> [PROBLEM STATEMENT] Only the number is wanted: count the lines that contain "description".

begin DATASET

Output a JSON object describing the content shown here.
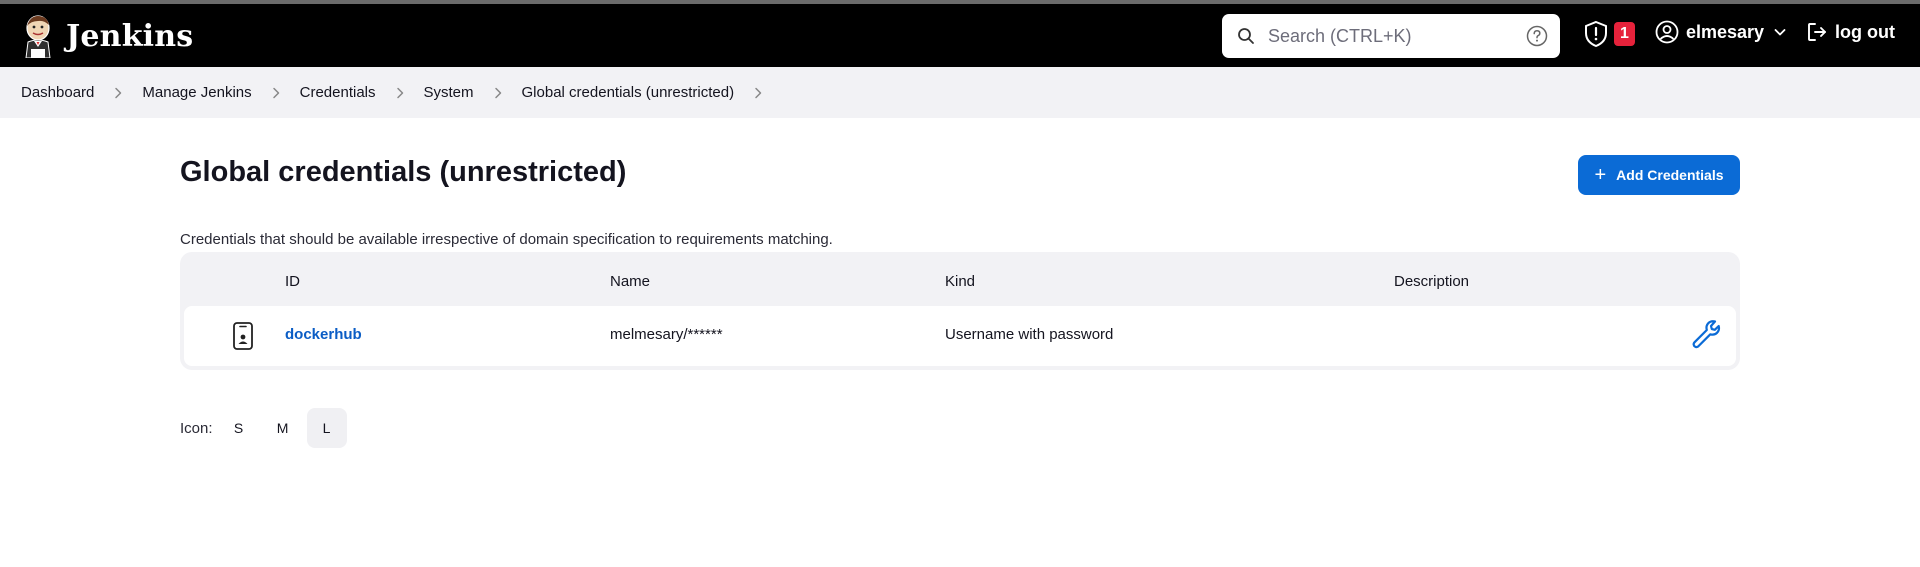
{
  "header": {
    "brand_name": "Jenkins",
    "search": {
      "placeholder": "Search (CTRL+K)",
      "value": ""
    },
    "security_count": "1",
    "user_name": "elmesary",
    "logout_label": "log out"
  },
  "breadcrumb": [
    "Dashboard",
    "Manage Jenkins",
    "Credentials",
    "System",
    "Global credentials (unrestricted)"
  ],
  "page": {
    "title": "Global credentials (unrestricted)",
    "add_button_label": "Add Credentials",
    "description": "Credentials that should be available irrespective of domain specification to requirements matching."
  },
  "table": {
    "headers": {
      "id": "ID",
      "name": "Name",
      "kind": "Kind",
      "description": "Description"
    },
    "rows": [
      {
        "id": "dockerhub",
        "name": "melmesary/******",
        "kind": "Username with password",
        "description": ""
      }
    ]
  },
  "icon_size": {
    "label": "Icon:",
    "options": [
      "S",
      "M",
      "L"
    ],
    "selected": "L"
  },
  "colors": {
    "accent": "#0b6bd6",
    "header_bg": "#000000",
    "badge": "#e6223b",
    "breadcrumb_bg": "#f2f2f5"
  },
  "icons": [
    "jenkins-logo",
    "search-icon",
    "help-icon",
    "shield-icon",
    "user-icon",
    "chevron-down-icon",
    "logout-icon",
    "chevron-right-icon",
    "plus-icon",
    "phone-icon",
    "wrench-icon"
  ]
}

end DATASET
begin DATASET

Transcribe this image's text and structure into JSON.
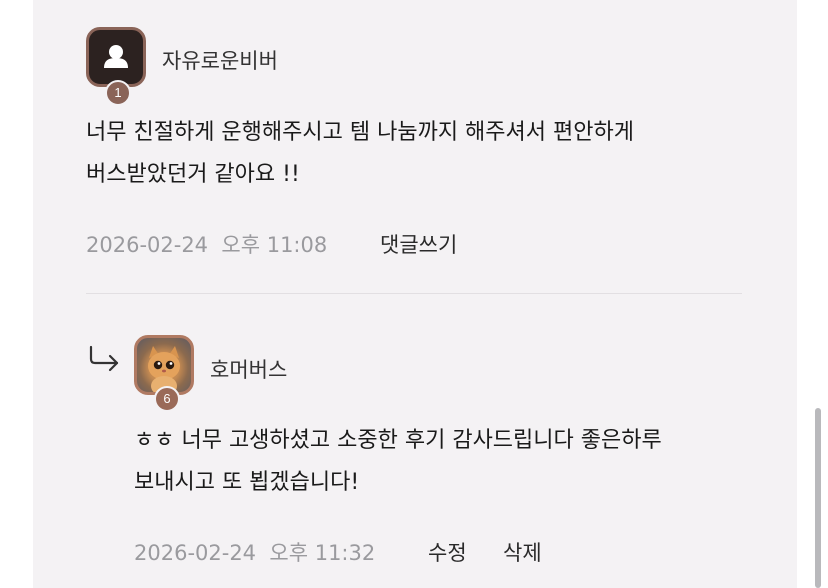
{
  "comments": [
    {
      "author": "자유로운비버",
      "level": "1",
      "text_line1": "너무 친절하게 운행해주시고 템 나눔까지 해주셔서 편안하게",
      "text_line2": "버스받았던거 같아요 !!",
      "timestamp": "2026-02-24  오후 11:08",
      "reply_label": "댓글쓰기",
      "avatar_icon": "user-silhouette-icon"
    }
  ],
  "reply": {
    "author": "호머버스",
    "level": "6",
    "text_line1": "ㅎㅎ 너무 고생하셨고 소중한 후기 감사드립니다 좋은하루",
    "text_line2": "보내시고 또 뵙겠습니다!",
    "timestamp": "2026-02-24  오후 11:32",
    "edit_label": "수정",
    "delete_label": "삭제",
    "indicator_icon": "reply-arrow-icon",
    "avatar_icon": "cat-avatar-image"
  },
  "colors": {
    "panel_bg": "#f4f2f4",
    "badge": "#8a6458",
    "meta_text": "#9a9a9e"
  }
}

end DATASET

> [ANSWER TO THE TASK] 3